What you have to do:
Extract and list every line that contains the word "More".

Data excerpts
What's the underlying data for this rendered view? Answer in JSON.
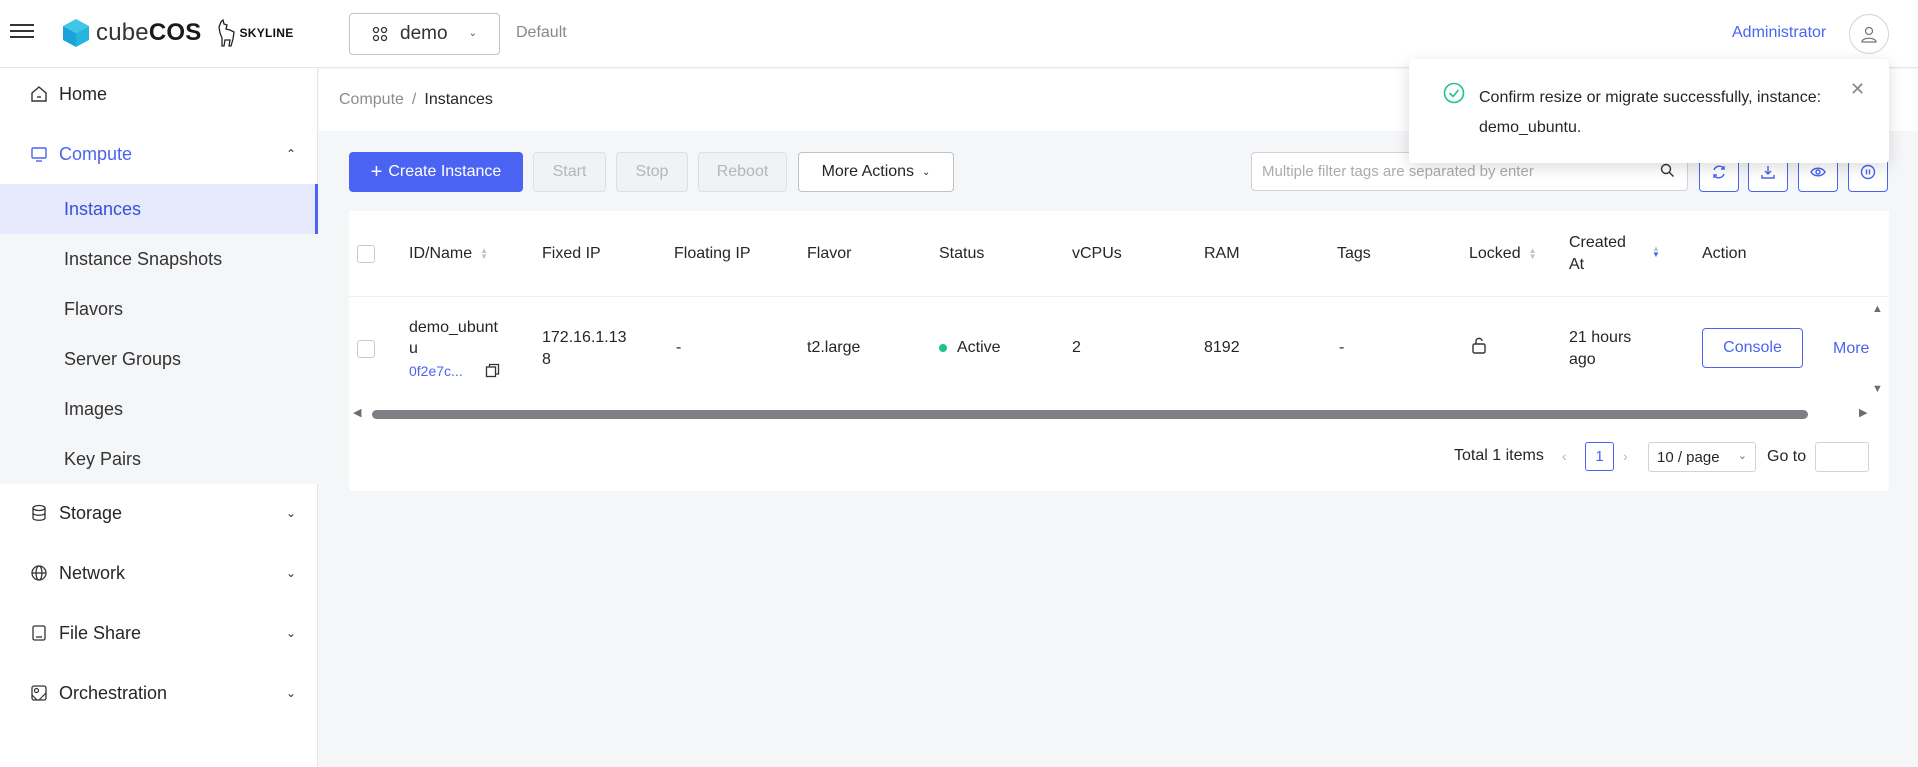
{
  "header": {
    "logo_cube_text": "cube",
    "logo_cos_text": "COS",
    "skyline_text": "SKYLINE",
    "project": "demo",
    "domain": "Default",
    "user": "Administrator"
  },
  "sidebar": {
    "home": "Home",
    "compute": "Compute",
    "compute_items": [
      "Instances",
      "Instance Snapshots",
      "Flavors",
      "Server Groups",
      "Images",
      "Key Pairs"
    ],
    "storage": "Storage",
    "network": "Network",
    "file_share": "File Share",
    "orchestration": "Orchestration"
  },
  "breadcrumb": {
    "parent": "Compute",
    "separator": "/",
    "current": "Instances"
  },
  "toolbar": {
    "create": "Create Instance",
    "start": "Start",
    "stop": "Stop",
    "reboot": "Reboot",
    "more_actions": "More Actions",
    "search_placeholder": "Multiple filter tags are separated by enter"
  },
  "table": {
    "columns": {
      "id_name": "ID/Name",
      "fixed_ip": "Fixed IP",
      "floating_ip": "Floating IP",
      "flavor": "Flavor",
      "status": "Status",
      "vcpus": "vCPUs",
      "ram": "RAM",
      "tags": "Tags",
      "locked": "Locked",
      "created_at_1": "Created",
      "created_at_2": "At",
      "action": "Action"
    },
    "row": {
      "name_line1": "demo_ubunt",
      "name_line2": "u",
      "id_short": "0f2e7c...",
      "fixed_ip_line1": "172.16.1.13",
      "fixed_ip_line2": "8",
      "floating_ip": "-",
      "flavor": "t2.large",
      "status": "Active",
      "vcpus": "2",
      "ram": "8192",
      "tags": "-",
      "created_line1": "21 hours",
      "created_line2": "ago",
      "console": "Console",
      "more": "More"
    }
  },
  "pagination": {
    "total": "Total 1 items",
    "page": "1",
    "page_size": "10 / page",
    "goto": "Go to"
  },
  "toast": {
    "message_line1": "Confirm resize or migrate successfully, instance:",
    "message_line2": "demo_ubuntu."
  },
  "colors": {
    "accent": "#4a63f2",
    "success": "#1cc28f",
    "selected_bg": "#e6e9fb"
  }
}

Task result:
    "more_actions": "More Actions",
      "more": "More"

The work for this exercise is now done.